> **Directive**
Only the lines holding the string "verified" are needed. Copy each one.

> **Supplied records**
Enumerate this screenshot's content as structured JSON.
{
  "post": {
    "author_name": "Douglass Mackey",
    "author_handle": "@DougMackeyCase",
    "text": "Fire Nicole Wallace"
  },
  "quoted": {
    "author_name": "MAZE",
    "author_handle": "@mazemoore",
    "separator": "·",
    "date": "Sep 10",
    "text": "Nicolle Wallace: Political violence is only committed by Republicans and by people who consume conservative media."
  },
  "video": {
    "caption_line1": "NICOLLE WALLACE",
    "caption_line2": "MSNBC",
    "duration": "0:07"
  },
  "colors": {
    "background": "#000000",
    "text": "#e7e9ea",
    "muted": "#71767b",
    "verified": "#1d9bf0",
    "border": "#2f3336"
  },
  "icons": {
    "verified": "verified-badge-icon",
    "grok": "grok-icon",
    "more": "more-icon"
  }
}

> **Output**
    "verified": "#1d9bf0",
    "verified": "verified-badge-icon",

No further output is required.